— begin RECORDS SHOWN —

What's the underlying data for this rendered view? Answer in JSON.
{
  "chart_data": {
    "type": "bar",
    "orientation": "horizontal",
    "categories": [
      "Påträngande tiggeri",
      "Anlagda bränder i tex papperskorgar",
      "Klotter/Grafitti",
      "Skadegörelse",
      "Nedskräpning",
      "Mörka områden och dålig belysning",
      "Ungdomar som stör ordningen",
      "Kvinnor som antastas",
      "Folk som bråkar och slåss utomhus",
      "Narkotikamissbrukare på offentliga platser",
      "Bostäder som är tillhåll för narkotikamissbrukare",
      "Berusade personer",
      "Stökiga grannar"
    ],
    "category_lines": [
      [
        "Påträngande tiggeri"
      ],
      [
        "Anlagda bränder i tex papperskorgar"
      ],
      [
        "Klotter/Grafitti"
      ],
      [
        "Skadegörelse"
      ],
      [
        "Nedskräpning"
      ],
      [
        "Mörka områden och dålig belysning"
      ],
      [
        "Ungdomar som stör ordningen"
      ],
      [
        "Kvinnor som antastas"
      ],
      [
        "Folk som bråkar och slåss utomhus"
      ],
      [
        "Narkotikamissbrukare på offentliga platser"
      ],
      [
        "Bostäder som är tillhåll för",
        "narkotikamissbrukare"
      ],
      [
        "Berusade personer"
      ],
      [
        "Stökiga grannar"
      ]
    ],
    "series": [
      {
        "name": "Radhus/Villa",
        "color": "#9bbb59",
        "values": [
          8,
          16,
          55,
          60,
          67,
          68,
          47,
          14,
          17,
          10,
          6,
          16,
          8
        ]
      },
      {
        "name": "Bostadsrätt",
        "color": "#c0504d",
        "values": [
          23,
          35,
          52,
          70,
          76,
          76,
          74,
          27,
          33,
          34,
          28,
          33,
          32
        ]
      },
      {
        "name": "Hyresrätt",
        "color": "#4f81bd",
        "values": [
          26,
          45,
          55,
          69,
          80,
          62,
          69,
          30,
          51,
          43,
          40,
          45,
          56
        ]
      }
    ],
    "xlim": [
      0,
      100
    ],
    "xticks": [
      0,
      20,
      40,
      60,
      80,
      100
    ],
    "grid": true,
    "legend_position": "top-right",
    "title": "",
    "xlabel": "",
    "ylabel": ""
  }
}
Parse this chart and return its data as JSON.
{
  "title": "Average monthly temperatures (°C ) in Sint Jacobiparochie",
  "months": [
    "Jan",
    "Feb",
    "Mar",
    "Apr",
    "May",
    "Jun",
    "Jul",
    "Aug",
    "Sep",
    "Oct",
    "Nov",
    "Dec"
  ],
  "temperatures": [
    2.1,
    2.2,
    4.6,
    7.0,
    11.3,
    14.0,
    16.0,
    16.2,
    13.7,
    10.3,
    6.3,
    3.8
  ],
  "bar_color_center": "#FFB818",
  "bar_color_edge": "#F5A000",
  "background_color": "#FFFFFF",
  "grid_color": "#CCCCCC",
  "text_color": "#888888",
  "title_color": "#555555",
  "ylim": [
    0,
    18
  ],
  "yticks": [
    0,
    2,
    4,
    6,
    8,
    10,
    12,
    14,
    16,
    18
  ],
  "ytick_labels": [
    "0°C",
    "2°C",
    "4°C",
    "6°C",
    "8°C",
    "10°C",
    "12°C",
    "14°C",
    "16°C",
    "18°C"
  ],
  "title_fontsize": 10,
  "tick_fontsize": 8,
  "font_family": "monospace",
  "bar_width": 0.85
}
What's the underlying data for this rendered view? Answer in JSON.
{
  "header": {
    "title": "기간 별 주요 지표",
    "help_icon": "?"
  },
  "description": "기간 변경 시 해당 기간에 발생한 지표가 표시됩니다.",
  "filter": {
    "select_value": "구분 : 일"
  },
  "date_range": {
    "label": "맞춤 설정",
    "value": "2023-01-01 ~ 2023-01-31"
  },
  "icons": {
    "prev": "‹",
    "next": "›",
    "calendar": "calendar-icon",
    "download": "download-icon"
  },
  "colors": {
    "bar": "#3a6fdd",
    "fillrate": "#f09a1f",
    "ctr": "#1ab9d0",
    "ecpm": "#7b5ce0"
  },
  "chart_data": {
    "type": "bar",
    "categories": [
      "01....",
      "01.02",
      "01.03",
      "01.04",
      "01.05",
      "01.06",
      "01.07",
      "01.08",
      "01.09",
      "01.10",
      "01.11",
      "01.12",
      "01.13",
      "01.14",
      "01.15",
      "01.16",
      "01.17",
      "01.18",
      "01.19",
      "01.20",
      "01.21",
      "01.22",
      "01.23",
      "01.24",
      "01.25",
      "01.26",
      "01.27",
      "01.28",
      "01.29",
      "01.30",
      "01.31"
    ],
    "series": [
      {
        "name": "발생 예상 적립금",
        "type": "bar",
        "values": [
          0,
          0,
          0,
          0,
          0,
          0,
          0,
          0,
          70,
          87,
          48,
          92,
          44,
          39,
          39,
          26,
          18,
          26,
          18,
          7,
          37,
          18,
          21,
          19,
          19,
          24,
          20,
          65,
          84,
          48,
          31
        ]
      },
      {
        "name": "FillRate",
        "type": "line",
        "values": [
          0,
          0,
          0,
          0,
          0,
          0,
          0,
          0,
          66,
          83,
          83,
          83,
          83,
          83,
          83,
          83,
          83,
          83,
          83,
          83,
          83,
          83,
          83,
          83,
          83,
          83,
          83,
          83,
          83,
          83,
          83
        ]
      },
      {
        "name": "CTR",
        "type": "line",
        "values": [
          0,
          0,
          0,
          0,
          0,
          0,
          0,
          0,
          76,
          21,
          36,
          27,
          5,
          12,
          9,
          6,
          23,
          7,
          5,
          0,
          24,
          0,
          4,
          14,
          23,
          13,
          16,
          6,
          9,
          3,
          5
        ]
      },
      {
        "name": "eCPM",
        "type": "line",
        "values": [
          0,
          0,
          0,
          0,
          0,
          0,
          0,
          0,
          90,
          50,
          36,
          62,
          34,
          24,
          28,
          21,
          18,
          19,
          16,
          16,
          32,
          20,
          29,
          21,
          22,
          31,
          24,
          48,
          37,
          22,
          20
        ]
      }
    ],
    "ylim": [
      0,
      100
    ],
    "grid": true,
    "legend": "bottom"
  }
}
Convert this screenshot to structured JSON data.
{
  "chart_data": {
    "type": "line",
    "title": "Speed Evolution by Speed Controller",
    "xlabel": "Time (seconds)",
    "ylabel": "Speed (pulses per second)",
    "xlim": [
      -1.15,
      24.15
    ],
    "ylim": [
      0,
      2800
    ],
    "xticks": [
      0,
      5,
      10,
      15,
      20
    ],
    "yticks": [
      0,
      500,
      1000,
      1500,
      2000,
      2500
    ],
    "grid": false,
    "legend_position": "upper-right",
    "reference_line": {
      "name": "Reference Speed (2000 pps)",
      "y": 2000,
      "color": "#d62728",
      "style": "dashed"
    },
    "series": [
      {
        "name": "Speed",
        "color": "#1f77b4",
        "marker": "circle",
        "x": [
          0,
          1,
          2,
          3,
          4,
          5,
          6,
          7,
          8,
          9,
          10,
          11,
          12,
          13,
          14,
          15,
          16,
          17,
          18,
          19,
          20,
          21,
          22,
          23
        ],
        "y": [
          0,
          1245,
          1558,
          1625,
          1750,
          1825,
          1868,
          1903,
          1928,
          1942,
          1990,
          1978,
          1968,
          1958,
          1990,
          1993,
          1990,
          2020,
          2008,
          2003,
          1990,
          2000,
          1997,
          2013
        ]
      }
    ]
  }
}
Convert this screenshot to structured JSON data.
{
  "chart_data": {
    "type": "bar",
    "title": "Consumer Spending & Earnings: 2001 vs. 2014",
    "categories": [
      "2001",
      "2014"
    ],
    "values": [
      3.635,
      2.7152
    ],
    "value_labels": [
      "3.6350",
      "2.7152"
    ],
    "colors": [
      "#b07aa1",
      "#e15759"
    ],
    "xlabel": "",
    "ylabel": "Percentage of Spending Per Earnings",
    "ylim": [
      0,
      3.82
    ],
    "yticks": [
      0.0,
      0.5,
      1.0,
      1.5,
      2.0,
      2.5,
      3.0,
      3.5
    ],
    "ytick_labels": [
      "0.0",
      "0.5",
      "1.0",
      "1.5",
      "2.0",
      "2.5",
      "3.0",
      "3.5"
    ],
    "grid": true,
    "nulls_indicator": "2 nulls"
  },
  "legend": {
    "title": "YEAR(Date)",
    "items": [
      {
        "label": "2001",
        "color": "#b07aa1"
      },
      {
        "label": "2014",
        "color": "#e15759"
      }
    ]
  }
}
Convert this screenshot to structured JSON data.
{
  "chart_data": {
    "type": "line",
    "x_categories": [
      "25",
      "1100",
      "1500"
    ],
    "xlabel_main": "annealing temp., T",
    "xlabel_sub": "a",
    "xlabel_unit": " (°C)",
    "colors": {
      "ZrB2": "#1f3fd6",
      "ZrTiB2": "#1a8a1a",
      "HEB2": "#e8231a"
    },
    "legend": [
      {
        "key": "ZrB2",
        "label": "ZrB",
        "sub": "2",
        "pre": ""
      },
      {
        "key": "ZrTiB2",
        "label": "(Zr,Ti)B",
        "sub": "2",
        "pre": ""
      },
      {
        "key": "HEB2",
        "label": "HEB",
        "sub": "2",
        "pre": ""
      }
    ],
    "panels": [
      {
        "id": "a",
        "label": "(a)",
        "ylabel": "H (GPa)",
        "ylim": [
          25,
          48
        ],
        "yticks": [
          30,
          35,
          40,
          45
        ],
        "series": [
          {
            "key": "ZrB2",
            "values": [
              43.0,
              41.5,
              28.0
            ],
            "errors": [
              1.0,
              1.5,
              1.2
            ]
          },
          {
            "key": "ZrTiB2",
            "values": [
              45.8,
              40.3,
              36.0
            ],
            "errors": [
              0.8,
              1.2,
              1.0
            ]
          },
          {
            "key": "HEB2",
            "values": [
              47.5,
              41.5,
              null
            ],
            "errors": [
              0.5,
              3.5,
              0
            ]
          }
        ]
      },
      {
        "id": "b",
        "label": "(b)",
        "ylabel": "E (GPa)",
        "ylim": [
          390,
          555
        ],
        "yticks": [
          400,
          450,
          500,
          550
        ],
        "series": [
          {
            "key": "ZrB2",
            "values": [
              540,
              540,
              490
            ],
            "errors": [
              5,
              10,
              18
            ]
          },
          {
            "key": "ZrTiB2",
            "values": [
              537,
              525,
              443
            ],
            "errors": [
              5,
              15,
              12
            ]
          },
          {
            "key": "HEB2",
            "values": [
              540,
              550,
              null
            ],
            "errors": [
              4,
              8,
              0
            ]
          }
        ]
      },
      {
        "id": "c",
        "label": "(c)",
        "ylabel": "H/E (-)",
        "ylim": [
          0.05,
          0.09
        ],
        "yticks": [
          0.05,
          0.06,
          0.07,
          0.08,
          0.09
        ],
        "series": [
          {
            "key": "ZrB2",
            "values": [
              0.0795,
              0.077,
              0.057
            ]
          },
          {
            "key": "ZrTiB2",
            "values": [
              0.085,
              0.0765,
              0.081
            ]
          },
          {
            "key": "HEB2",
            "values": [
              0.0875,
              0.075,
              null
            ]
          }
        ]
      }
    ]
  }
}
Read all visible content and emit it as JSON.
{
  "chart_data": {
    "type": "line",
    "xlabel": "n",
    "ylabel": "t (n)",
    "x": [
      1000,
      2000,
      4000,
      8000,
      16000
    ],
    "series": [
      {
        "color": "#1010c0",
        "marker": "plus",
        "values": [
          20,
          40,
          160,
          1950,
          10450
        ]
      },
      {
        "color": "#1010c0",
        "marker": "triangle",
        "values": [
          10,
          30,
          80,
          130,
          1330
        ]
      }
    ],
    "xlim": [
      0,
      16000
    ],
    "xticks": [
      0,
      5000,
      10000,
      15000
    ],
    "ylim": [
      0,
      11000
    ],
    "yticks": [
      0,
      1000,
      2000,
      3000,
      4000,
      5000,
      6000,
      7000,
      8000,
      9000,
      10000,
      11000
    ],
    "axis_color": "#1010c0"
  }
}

— end RECORDS SHOWN —

- _EXERCISE PROMPT_: Find every line that holds "name" and copy it.

- _ANSWER BELOW_:
        "name": "Radhus/Villa",
        "name": "Bostadsrätt",
        "name": "Hyresrätt",
        "name": "발생 예상 적립금",
        "name": "FillRate",
        "name": "CTR",
        "name": "eCPM",
      "name": "Reference Speed (2000 pps)",
        "name": "Speed",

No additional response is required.